◆ **文書本文**
>>>

こちらの方も数値目標を立てて推進していっていただきたいと思います。
それから食品リサイクルについてなんですけれども、賞味期限に対して年月管理にできないかという取組が始まろうとしております。
合理的な方での取組が進むということはもう推進していっていただきたいと思います。
ただ、何か事が起きたときにどこの工場で作られたという情報が正確に把握できることが大切で、きちんと消費者にそれが伝わるようにしていっていただきたいということと、それから昨今、異物混入のところで商品の回収がされてきておりますけれども、企業としての判断は難しいのかもしれませんが、消費者としては全てを回収して欲しいと思っているわけではなく、コスト増のことも考えていく 必要があると思いますので、情報開示をしっかりとして社会全体で考えていけるようになったらいいというふうに思っております。
以上です。

武内座長
ありがとうございました。
それでは塚本委員、お願いいたします。

塚本委員
塚本でございます。
貴重なお時間をいただいてありがとうございます。
私の方からは2点、述べさせていただきます。
1点目は、資料2の6ページのところでございます。
各委員から、再生可能エネルギーの導入促進に期待しているとのご意見が出ておりますが、特に地域の活性化に結びつけていくという点で申せば、この左の下の方に書いてあります木質バイオマスの発電や熱利用が、非常に重要であると考えているところでございます。
木質バイオマスの活用につきましては、太陽光でございますとか、水力、風力と違い、原材料である木材を生産をし、それを燃料に加工する必要がございます。
そのためには、人の力が必要でございまして、それは雇用に結びつくという面がございます。
ですから、温暖化対策だけではなくて、地域の再生や創生という観点からも非常に有力な手段であると思います。

<<<

◆ **課題一覧**
1. 上の議事録の「それでは塚本委員、お願いいたします。」から「に加工する必要がございます。」まで(その語句も含む)を、「木質バイオマス」を「森林バイオマス」に置き換えて書き直してください。
2. 上の議事録について、次の問いに答えてください。
(a) 賞味期限について、どのような管理にできないかという取組が始まろうとしていますか。
(b) 塚本委員は何点述べると言っていますか。
(c) 塚本委員の1点目は、資料2の何ページについての発言ですか。
3. 上の議事録の塚本委員の発言を、最後の文の後から続けて書いてください。

◆ **提供情報**
>>>

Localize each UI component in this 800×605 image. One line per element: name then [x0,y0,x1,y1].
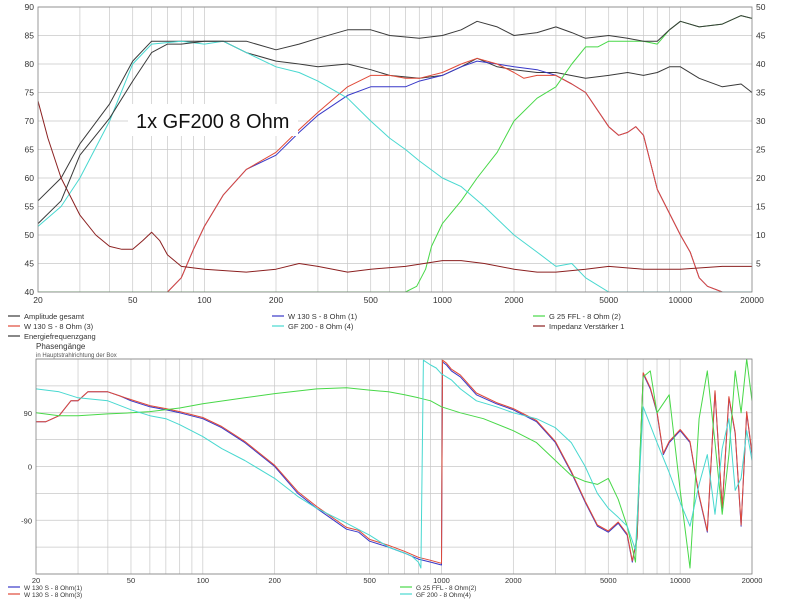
phase-series [36,359,752,569]
phase-grid [36,358,752,575]
x-tick-label: 10000 [670,576,691,585]
legend-label: Amplitude gesamt [24,312,85,321]
y-tick-label: 65 [25,145,35,155]
amplitude-annotation-box: 1x GF200 8 Ohm [128,104,298,136]
y2-tick-label: 5 [756,259,761,269]
y2-tick-label: 10 [756,230,766,240]
x-tick-label: 5000 [600,576,617,585]
legend-label: W 130 S - 8 Ohm (1) [288,312,358,321]
y2-tick-label: 15 [756,202,766,212]
y2-tick-label: 45 [756,31,766,41]
series-line-w-130-s-8-ohm-3 [38,57,723,292]
x-tick-label: 2000 [505,295,524,305]
y2-tick-label: 50 [756,2,766,12]
y-tick-label: 60 [25,173,35,183]
x-tick-label: 50 [128,295,138,305]
y-tick-label: 50 [25,230,35,240]
x-tick-label: 1000 [433,576,450,585]
legend-label: Impedanz Verstärker 1 [549,322,624,331]
plot-frame [37,6,753,293]
series-line-energiefrequenzgang [38,15,752,224]
amplitude-chart: 20 50 100 200 500 1000 2000 5000 10000 20000 40 45 5… [8,2,766,341]
y-tick-label: 0 [28,463,32,472]
y-tick-label: 90 [25,2,35,12]
x-tick-label: 200 [268,576,281,585]
y-tick-label: 80 [25,59,35,69]
legend-label: G 25 FFL - 8 Ohm(2) [416,585,476,592]
x-tick-label: 200 [269,295,283,305]
legend-label: W 130 S - 8 Ohm (3) [24,322,94,331]
plot-frame [35,358,753,575]
x-tick-label: 20 [32,576,40,585]
chart-annotation: 1x GF200 8 Ohm [136,111,289,133]
x-tick-label: 20000 [742,576,763,585]
series-line-w-130-s-8-ohm-1 [36,361,752,566]
y-tick-label: 90 [24,409,32,418]
series-line-impedanz-verst-rker-1 [38,100,752,273]
amplitude-series [38,15,752,292]
series-line-w-130-s-8-ohm-3 [36,359,752,564]
y-tick-label: 70 [25,116,35,126]
series-line-g-25-ffl-8-ohm-2 [36,359,752,569]
series-line-gf-200-8-ohm-4 [38,40,752,292]
x-tick-label: 50 [127,576,135,585]
annotation-background [128,104,298,136]
phase-chart: Phasengänge in Hauptstrahlrichtung der B… [8,342,762,599]
legend-label: W 130 S - 8 Ohm(3) [24,592,82,599]
amplitude-axes: 20 50 100 200 500 1000 2000 5000 10000 20000 40 45 5… [25,2,766,305]
x-tick-label: 500 [363,576,376,585]
x-tick-label: 20 [33,295,43,305]
phase-legend: W 130 S - 8 Ohm(1) G 25 FFL - 8 Ohm(2) W 1… [8,585,476,599]
x-tick-label: 2000 [505,576,522,585]
x-tick-label: 100 [197,576,210,585]
phase-chart-title: Phasengänge [36,342,86,351]
y2-tick-label: 35 [756,88,766,98]
x-tick-label: 100 [197,295,211,305]
phase-axes: 20 50 100 200 500 1000 2000 5000 10000 20000 90 0 -9… [21,358,763,585]
legend-label: GF 200 - 8 Ohm (4) [288,322,354,331]
y2-tick-label: 25 [756,145,766,155]
legend-label: G 25 FFL - 8 Ohm (2) [549,312,621,321]
phase-chart-subtitle: in Hauptstrahlrichtung der Box [36,353,117,359]
x-tick-label: 1000 [433,295,452,305]
series-line-gf-200-8-ohm-4 [36,359,752,569]
x-tick-label: 500 [364,295,378,305]
y2-tick-label: 20 [756,173,766,183]
x-tick-label: 10000 [669,295,693,305]
y2-tick-label: 30 [756,116,766,126]
y-tick-label: -90 [21,516,32,525]
y-tick-label: 85 [25,31,35,41]
x-tick-label: 20000 [740,295,764,305]
y-tick-label: 45 [25,259,35,269]
legend-label: GF 200 - 8 Ohm(4) [416,592,471,599]
y-tick-label: 40 [25,287,35,297]
amplitude-legend: Amplitude gesamt W 130 S - 8 Ohm (1) G 25 … [8,312,624,341]
y-tick-label: 55 [25,202,35,212]
x-tick-label: 5000 [599,295,618,305]
y-tick-label: 75 [25,88,35,98]
legend-label: W 130 S - 8 Ohm(1) [24,585,82,592]
legend-label: Energiefrequenzgang [24,332,96,341]
amplitude-grid [38,6,752,293]
y2-tick-label: 40 [756,59,766,69]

<<<

◆ **解答一覧**
1.
それでは塚本委員、お願いいたします。

塚本委員
塚本でございます。
貴重なお時間をいただいてありがとうございます。
私の方からは2点、述べさせていただきます。
1点目は、資料2の6ページのところでございます。
各委員から、再生可能エネルギーの導入促進に期待しているとのご意見が出ておりますが、特に地域の活性化に結びつけていくという点で申せば、この左の下の方に書いてあります森林バイオマスの発電や熱利用が、非常に重要であると考えているところでございます。
森林バイオマスの活用につきましては、太陽光でございますとか、水力、風力と違い、原材料である木材を生産をし、それを燃料に加工する必要がございます。

2.
(a) 年月管理
(b) 2点
(c) 6ページ

3.
是非そういう点にもご配慮いただき木質バイオマスの活用が進むように財源対策なども含めて力を注いでいただきたいということでございます。
2点目は、8ページのところの森林吸収源対策の取組でございます。
健全な森林の整備につきましては、温暖化対策のみならずに国土の保全という面から非常に重要でございますし、ここの左の第1約束期間のところの4つ目の丸のところにも書いてございますが、木材及び木質バイオマスの利用を進める上でも、森林資源を循環をして利用していくということが重要になってまいります。
このように森林整備は、削減対策と吸収源対策の両面を持ち合わせており、今後も重点的な取り組みを進めていただきたいということです。
以上でございます。

武内座長
ありがとうございました。
それでは三石委員、お願いいたします。

三石委員
全体が分かる説明をありがとうございました。
私の方からは1点だけご質問させて頂きます。
資料2の2ページの中で、これは私が不勉強でよく理解していないせいもあるのでしょうが、我が国の温室効果ガス排出量13億4,000トン、農林水産業の割合が2.6%とあり、内訳が右側に全部書いてあります。
一方で、食品産業の関係がここからはほとんど抜けています。
同じ資料の7ページに食品産業の自主的な目標をという形でいろいろ書いてあります。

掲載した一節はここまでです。